EXERCISE TASK:
In the following material, identify every line holding the string "MALTINGS" and return it.

THE INPUT:

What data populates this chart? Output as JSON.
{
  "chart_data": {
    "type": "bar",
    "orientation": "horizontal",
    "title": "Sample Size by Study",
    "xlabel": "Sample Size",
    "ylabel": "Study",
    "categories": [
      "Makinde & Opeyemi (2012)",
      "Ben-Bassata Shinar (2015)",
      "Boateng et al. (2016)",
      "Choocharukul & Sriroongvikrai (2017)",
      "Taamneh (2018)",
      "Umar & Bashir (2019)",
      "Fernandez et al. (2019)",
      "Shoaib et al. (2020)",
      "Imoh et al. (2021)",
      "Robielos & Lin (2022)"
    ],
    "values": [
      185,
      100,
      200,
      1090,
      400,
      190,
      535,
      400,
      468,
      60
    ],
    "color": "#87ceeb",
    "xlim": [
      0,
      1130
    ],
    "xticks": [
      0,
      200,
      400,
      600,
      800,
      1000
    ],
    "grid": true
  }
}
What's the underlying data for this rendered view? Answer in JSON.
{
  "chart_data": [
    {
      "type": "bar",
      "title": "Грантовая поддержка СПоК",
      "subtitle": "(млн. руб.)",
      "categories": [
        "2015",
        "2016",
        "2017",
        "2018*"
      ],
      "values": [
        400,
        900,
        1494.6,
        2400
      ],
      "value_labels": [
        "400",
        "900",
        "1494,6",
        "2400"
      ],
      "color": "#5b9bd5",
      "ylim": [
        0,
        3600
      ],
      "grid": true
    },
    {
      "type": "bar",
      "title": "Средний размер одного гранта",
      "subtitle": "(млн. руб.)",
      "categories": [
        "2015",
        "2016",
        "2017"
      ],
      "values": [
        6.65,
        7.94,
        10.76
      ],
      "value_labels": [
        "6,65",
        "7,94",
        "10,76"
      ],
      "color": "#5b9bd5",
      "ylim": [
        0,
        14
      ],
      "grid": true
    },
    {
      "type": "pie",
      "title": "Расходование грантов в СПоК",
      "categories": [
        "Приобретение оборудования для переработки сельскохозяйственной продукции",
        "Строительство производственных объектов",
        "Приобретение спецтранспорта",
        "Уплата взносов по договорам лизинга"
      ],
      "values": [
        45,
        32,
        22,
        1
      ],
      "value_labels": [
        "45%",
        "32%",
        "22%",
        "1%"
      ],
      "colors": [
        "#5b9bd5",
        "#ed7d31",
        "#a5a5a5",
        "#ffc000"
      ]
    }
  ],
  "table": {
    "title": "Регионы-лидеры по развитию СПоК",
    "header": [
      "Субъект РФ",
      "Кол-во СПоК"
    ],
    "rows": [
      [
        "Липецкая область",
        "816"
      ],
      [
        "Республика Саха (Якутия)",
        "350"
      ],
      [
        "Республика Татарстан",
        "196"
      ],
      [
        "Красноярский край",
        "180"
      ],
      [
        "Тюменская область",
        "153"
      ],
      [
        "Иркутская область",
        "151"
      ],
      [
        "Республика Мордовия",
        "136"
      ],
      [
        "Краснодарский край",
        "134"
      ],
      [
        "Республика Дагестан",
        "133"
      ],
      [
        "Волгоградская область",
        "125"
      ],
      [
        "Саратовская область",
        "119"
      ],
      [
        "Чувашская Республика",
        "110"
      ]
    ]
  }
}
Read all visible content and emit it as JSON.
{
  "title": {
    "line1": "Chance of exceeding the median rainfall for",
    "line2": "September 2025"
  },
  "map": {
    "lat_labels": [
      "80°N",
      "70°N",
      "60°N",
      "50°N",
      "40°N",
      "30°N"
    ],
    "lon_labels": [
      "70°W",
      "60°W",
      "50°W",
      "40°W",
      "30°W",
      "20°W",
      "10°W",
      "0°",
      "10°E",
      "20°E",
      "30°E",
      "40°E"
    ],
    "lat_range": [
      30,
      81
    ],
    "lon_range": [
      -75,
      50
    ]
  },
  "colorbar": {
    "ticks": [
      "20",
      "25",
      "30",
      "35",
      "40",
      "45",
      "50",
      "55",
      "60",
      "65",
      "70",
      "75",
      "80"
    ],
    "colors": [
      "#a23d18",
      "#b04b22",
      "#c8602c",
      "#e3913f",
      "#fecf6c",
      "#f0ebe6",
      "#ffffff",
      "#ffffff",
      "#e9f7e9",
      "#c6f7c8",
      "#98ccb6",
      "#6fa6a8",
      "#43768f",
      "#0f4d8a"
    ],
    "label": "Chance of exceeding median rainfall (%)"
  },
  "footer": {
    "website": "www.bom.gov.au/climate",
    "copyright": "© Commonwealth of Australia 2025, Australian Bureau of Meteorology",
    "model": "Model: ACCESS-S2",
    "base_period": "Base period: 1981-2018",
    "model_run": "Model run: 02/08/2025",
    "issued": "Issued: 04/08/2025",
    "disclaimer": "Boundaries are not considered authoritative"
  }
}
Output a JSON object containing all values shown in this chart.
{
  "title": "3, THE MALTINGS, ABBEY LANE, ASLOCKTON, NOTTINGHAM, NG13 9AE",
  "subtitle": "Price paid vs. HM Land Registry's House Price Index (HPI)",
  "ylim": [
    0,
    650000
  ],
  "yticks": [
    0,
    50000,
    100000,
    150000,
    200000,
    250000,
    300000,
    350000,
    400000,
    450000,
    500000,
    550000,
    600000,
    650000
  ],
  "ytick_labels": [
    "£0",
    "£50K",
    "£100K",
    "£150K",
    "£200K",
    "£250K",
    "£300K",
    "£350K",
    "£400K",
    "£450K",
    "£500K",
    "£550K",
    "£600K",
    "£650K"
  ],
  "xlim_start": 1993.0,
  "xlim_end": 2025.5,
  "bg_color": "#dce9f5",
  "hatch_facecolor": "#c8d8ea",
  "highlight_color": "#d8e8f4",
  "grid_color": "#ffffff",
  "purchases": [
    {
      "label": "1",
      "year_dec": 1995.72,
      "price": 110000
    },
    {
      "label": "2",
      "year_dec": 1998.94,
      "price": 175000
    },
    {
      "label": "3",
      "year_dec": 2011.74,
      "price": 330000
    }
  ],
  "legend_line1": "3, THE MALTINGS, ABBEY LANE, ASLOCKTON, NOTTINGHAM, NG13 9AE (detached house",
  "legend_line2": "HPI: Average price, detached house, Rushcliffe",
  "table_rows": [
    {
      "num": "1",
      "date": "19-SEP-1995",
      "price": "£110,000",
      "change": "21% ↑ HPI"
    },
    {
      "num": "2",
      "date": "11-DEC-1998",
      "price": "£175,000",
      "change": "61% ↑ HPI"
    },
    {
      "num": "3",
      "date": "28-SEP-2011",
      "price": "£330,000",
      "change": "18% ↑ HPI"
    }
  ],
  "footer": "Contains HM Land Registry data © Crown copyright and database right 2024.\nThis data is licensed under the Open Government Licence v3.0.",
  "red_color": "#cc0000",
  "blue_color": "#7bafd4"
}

EXPECTED OUTPUT:
  "title": "3, THE MALTINGS, ABBEY LANE, ASLOCKTON, NOTTINGHAM, NG13 9AE",
  "legend_line1": "3, THE MALTINGS, ABBEY LANE, ASLOCKTON, NOTTINGHAM, NG13 9AE (detached house",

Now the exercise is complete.